--- start ---

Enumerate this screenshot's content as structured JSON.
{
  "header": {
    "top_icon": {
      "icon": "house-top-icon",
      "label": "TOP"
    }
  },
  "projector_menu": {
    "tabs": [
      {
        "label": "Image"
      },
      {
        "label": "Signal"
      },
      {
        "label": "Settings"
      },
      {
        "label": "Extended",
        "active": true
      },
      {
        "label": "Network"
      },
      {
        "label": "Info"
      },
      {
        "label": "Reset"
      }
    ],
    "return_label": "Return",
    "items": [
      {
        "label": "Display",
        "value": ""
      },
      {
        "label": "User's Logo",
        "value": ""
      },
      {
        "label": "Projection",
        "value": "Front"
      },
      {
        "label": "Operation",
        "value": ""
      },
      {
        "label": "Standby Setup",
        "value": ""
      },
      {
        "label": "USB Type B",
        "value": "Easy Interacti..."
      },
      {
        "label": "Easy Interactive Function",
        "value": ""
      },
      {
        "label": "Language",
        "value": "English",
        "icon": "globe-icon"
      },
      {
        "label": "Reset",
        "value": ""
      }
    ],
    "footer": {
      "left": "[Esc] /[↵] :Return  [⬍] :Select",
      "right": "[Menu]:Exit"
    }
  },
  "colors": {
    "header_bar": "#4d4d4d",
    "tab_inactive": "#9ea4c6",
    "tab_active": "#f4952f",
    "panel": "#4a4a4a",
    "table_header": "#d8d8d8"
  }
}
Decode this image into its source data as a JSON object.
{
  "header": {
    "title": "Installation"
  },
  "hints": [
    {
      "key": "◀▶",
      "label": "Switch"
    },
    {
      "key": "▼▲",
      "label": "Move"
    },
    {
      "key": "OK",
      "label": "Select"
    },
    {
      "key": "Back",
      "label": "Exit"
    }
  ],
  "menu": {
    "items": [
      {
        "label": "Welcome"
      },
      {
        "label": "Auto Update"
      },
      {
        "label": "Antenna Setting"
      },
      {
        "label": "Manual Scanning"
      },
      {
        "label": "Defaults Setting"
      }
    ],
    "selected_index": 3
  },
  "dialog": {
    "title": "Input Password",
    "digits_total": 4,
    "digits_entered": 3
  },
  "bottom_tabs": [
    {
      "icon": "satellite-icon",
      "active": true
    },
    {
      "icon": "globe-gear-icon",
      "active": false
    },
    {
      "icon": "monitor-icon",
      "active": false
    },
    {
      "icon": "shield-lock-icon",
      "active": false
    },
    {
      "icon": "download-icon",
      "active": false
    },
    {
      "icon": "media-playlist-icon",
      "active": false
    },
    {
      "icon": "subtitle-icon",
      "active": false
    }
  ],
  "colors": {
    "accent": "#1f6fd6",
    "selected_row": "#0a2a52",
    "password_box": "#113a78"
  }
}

--- end ---

Your task is to output the full set of records exactly as presented.

Enumerate this screenshot's content as structured JSON.
{
  "header": {
    "top_icon": {
      "icon": "house-top-icon",
      "label": "TOP"
    }
  },
  "projector_menu": {
    "tabs": [
      {
        "label": "Image"
      },
      {
        "label": "Signal"
      },
      {
        "label": "Settings"
      },
      {
        "label": "Extended",
        "active": true
      },
      {
        "label": "Network"
      },
      {
        "label": "Info"
      },
      {
        "label": "Reset"
      }
    ],
    "return_label": "Return",
    "items": [
      {
        "label": "Display",
        "value": ""
      },
      {
        "label": "User's Logo",
        "value": ""
      },
      {
        "label": "Projection",
        "value": "Front"
      },
      {
        "label": "Operation",
        "value": ""
      },
      {
        "label": "Standby Setup",
        "value": ""
      },
      {
        "label": "USB Type B",
        "value": "Easy Interacti..."
      },
      {
        "label": "Easy Interactive Function",
        "value": ""
      },
      {
        "label": "Language",
        "value": "English",
        "icon": "globe-icon"
      },
      {
        "label": "Reset",
        "value": ""
      }
    ],
    "footer": {
      "left": "[Esc] /[↵] :Return  [⬍] :Select",
      "right": "[Menu]:Exit"
    }
  },
  "colors": {
    "header_bar": "#4d4d4d",
    "tab_inactive": "#9ea4c6",
    "tab_active": "#f4952f",
    "panel": "#4a4a4a",
    "table_header": "#d8d8d8"
  }
}
Decode this image into its source data as a JSON object.
{
  "header": {
    "title": "Installation"
  },
  "hints": [
    {
      "key": "◀▶",
      "label": "Switch"
    },
    {
      "key": "▼▲",
      "label": "Move"
    },
    {
      "key": "OK",
      "label": "Select"
    },
    {
      "key": "Back",
      "label": "Exit"
    }
  ],
  "menu": {
    "items": [
      {
        "label": "Welcome"
      },
      {
        "label": "Auto Update"
      },
      {
        "label": "Antenna Setting"
      },
      {
        "label": "Manual Scanning"
      },
      {
        "label": "Defaults Setting"
      }
    ],
    "selected_index": 3
  },
  "dialog": {
    "title": "Input Password",
    "digits_total": 4,
    "digits_entered": 3
  },
  "bottom_tabs": [
    {
      "icon": "satellite-icon",
      "active": true
    },
    {
      "icon": "globe-gear-icon",
      "active": false
    },
    {
      "icon": "monitor-icon",
      "active": false
    },
    {
      "icon": "shield-lock-icon",
      "active": false
    },
    {
      "icon": "download-icon",
      "active": false
    },
    {
      "icon": "media-playlist-icon",
      "active": false
    },
    {
      "icon": "subtitle-icon",
      "active": false
    }
  ],
  "colors": {
    "accent": "#1f6fd6",
    "selected_row": "#0a2a52",
    "password_box": "#113a78"
  }
}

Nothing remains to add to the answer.